* Task brief: Omit images. Retype all entries verbatim.

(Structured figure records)

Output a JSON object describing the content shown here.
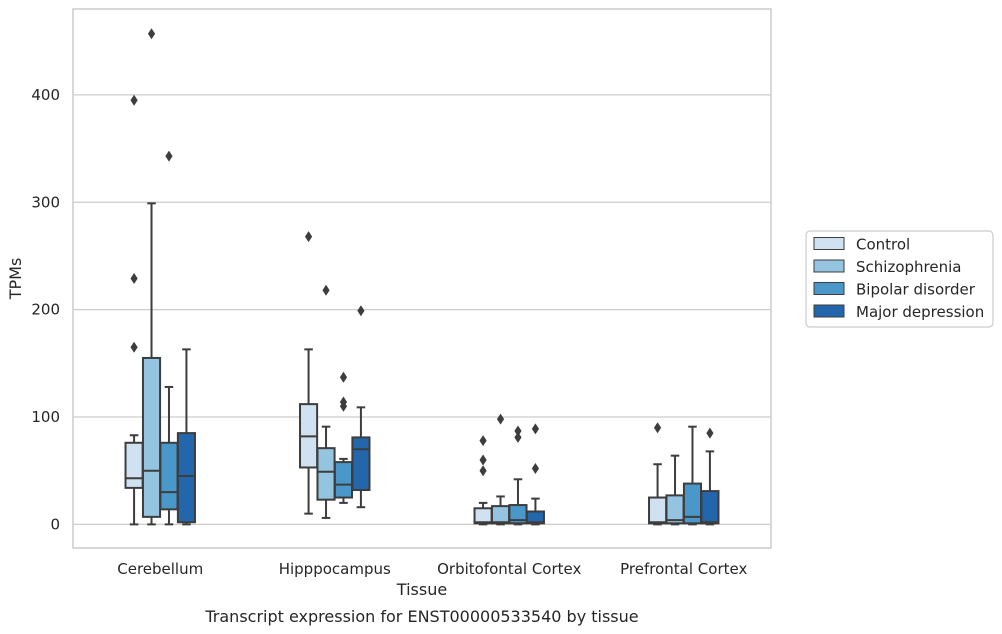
{
  "caption": "Transcript expression for ENST00000533540 by tissue",
  "colors": {
    "Control": "#d0e1f2",
    "Schizophrenia": "#94c4df",
    "Bipolar disorder": "#4a98c9",
    "Major depression": "#2366ac",
    "grid": "#cccccc",
    "edge": "#3d3d3d"
  },
  "chart_data": {
    "type": "boxplot",
    "xlabel": "Tissue",
    "ylabel": "TPMs",
    "ylim": [
      -22,
      480
    ],
    "yticks": [
      0,
      100,
      200,
      300,
      400
    ],
    "grid": "horizontal",
    "legend_placement": "right",
    "categories": [
      "Cerebellum",
      "Hipppocampus",
      "Orbitofontal Cortex",
      "Prefrontal Cortex"
    ],
    "series": [
      {
        "name": "Control",
        "boxes": [
          {
            "whisker_low": 0,
            "q1": 34,
            "median": 43,
            "q3": 76,
            "whisker_high": 83,
            "outliers": [
              165,
              229,
              395
            ]
          },
          {
            "whisker_low": 10,
            "q1": 53,
            "median": 82,
            "q3": 112,
            "whisker_high": 163,
            "outliers": [
              268
            ]
          },
          {
            "whisker_low": 0,
            "q1": 1,
            "median": 2,
            "q3": 15,
            "whisker_high": 20,
            "outliers": [
              50,
              60,
              78
            ]
          },
          {
            "whisker_low": 0,
            "q1": 1,
            "median": 2,
            "q3": 25,
            "whisker_high": 56,
            "outliers": [
              90
            ]
          }
        ]
      },
      {
        "name": "Schizophrenia",
        "boxes": [
          {
            "whisker_low": 0,
            "q1": 7,
            "median": 50,
            "q3": 155,
            "whisker_high": 299,
            "outliers": [
              457
            ]
          },
          {
            "whisker_low": 6,
            "q1": 23,
            "median": 49,
            "q3": 71,
            "whisker_high": 91,
            "outliers": [
              218
            ]
          },
          {
            "whisker_low": 0,
            "q1": 1,
            "median": 2,
            "q3": 17,
            "whisker_high": 26,
            "outliers": [
              98
            ]
          },
          {
            "whisker_low": 0,
            "q1": 1,
            "median": 4,
            "q3": 27,
            "whisker_high": 64,
            "outliers": []
          }
        ]
      },
      {
        "name": "Bipolar disorder",
        "boxes": [
          {
            "whisker_low": 0,
            "q1": 14,
            "median": 30,
            "q3": 76,
            "whisker_high": 128,
            "outliers": [
              343
            ]
          },
          {
            "whisker_low": 20,
            "q1": 25,
            "median": 37,
            "q3": 58,
            "whisker_high": 61,
            "outliers": [
              110,
              114,
              137
            ]
          },
          {
            "whisker_low": 0,
            "q1": 1,
            "median": 4,
            "q3": 18,
            "whisker_high": 42,
            "outliers": [
              81,
              87
            ]
          },
          {
            "whisker_low": 0,
            "q1": 1,
            "median": 7,
            "q3": 38,
            "whisker_high": 91,
            "outliers": []
          }
        ]
      },
      {
        "name": "Major depression",
        "boxes": [
          {
            "whisker_low": 0,
            "q1": 2,
            "median": 45,
            "q3": 85,
            "whisker_high": 163,
            "outliers": []
          },
          {
            "whisker_low": 16,
            "q1": 32,
            "median": 70,
            "q3": 81,
            "whisker_high": 109,
            "outliers": [
              199
            ]
          },
          {
            "whisker_low": 0,
            "q1": 1,
            "median": 2,
            "q3": 12,
            "whisker_high": 24,
            "outliers": [
              52,
              89
            ]
          },
          {
            "whisker_low": 0,
            "q1": 1,
            "median": 2,
            "q3": 31,
            "whisker_high": 68,
            "outliers": [
              85
            ]
          }
        ]
      }
    ]
  }
}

* Right answer:
Output a JSON object describing the content shown here.
{
  "caption": "Transcript expression for ENST00000533540 by tissue",
  "colors": {
    "Control": "#d0e1f2",
    "Schizophrenia": "#94c4df",
    "Bipolar disorder": "#4a98c9",
    "Major depression": "#2366ac",
    "grid": "#cccccc",
    "edge": "#3d3d3d"
  },
  "chart_data": {
    "type": "boxplot",
    "xlabel": "Tissue",
    "ylabel": "TPMs",
    "ylim": [
      -22,
      480
    ],
    "yticks": [
      0,
      100,
      200,
      300,
      400
    ],
    "grid": "horizontal",
    "legend_placement": "right",
    "categories": [
      "Cerebellum",
      "Hipppocampus",
      "Orbitofontal Cortex",
      "Prefrontal Cortex"
    ],
    "series": [
      {
        "name": "Control",
        "boxes": [
          {
            "whisker_low": 0,
            "q1": 34,
            "median": 43,
            "q3": 76,
            "whisker_high": 83,
            "outliers": [
              165,
              229,
              395
            ]
          },
          {
            "whisker_low": 10,
            "q1": 53,
            "median": 82,
            "q3": 112,
            "whisker_high": 163,
            "outliers": [
              268
            ]
          },
          {
            "whisker_low": 0,
            "q1": 1,
            "median": 2,
            "q3": 15,
            "whisker_high": 20,
            "outliers": [
              50,
              60,
              78
            ]
          },
          {
            "whisker_low": 0,
            "q1": 1,
            "median": 2,
            "q3": 25,
            "whisker_high": 56,
            "outliers": [
              90
            ]
          }
        ]
      },
      {
        "name": "Schizophrenia",
        "boxes": [
          {
            "whisker_low": 0,
            "q1": 7,
            "median": 50,
            "q3": 155,
            "whisker_high": 299,
            "outliers": [
              457
            ]
          },
          {
            "whisker_low": 6,
            "q1": 23,
            "median": 49,
            "q3": 71,
            "whisker_high": 91,
            "outliers": [
              218
            ]
          },
          {
            "whisker_low": 0,
            "q1": 1,
            "median": 2,
            "q3": 17,
            "whisker_high": 26,
            "outliers": [
              98
            ]
          },
          {
            "whisker_low": 0,
            "q1": 1,
            "median": 4,
            "q3": 27,
            "whisker_high": 64,
            "outliers": []
          }
        ]
      },
      {
        "name": "Bipolar disorder",
        "boxes": [
          {
            "whisker_low": 0,
            "q1": 14,
            "median": 30,
            "q3": 76,
            "whisker_high": 128,
            "outliers": [
              343
            ]
          },
          {
            "whisker_low": 20,
            "q1": 25,
            "median": 37,
            "q3": 58,
            "whisker_high": 61,
            "outliers": [
              110,
              114,
              137
            ]
          },
          {
            "whisker_low": 0,
            "q1": 1,
            "median": 4,
            "q3": 18,
            "whisker_high": 42,
            "outliers": [
              81,
              87
            ]
          },
          {
            "whisker_low": 0,
            "q1": 1,
            "median": 7,
            "q3": 38,
            "whisker_high": 91,
            "outliers": []
          }
        ]
      },
      {
        "name": "Major depression",
        "boxes": [
          {
            "whisker_low": 0,
            "q1": 2,
            "median": 45,
            "q3": 85,
            "whisker_high": 163,
            "outliers": []
          },
          {
            "whisker_low": 16,
            "q1": 32,
            "median": 70,
            "q3": 81,
            "whisker_high": 109,
            "outliers": [
              199
            ]
          },
          {
            "whisker_low": 0,
            "q1": 1,
            "median": 2,
            "q3": 12,
            "whisker_high": 24,
            "outliers": [
              52,
              89
            ]
          },
          {
            "whisker_low": 0,
            "q1": 1,
            "median": 2,
            "q3": 31,
            "whisker_high": 68,
            "outliers": [
              85
            ]
          }
        ]
      }
    ]
  }
}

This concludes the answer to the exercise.